▸ WHAT TO PRODUCE: Looking at the listing, state how many of its lines contain the string "title". Write only the number.

▸ EXCERPTED RECORDS:
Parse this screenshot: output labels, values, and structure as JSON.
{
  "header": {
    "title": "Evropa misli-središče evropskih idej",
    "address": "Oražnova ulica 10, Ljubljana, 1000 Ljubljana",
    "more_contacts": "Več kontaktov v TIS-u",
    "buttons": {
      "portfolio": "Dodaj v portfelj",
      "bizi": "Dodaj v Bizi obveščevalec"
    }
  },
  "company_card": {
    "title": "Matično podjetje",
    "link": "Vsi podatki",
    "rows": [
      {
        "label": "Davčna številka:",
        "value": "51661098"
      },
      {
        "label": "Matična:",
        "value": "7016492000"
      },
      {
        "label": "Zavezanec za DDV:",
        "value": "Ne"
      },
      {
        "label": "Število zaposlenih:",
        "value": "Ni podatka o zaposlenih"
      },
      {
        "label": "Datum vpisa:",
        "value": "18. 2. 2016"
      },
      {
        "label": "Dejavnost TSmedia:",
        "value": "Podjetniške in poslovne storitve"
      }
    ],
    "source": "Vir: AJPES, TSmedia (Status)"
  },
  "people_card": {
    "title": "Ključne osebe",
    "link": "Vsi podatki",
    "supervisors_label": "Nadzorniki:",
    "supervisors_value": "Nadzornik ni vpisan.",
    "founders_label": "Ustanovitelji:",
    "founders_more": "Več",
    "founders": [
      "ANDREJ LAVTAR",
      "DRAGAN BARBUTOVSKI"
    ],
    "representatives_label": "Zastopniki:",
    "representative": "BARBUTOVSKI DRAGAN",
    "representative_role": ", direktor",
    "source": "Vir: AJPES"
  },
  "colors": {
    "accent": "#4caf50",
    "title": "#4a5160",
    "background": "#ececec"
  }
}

...

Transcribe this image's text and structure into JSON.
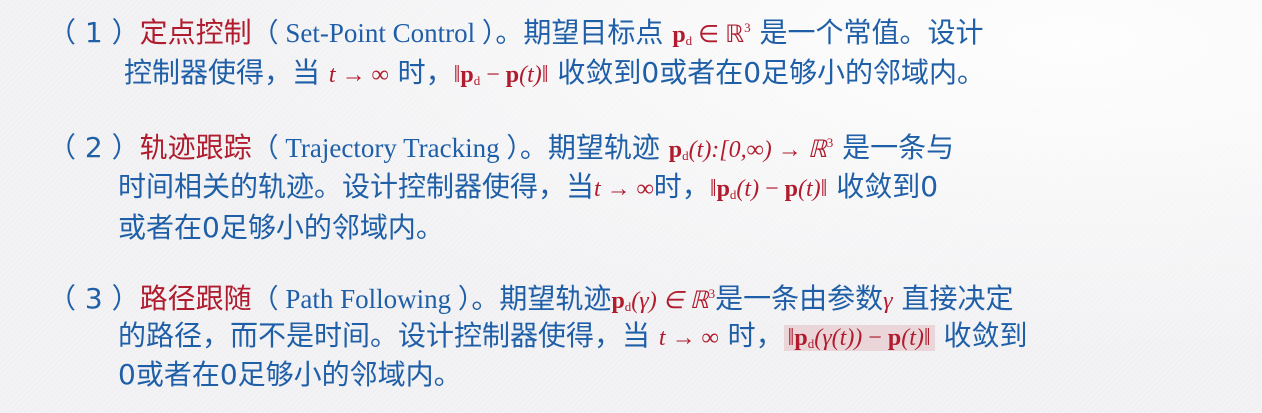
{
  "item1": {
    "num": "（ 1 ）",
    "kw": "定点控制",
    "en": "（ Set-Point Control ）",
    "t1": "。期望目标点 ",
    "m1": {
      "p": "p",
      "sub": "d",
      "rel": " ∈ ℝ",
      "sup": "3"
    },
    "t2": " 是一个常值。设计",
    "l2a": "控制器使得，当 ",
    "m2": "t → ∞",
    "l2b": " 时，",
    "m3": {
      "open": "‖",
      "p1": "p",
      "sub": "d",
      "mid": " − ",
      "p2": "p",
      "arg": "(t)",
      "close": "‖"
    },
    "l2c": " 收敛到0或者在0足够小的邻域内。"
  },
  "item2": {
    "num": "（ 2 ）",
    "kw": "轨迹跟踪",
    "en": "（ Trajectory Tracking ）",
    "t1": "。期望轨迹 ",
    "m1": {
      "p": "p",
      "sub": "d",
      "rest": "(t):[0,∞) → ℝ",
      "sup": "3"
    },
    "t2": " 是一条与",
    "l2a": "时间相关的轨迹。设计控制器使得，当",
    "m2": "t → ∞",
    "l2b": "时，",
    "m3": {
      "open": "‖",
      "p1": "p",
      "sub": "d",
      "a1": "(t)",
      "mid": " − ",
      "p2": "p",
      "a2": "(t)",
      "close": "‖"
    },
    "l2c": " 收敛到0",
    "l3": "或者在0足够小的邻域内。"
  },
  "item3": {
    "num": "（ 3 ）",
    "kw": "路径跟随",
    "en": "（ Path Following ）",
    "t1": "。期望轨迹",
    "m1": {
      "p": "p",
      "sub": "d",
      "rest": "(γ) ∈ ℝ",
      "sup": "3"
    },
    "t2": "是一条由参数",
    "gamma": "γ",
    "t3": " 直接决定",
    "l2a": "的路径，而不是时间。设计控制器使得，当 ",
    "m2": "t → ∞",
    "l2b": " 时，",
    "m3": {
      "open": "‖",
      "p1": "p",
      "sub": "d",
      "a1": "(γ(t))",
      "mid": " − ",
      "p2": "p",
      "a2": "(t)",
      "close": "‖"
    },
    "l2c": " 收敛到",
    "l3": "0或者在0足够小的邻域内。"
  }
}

▸ RESPONSE TO THE TASK: 4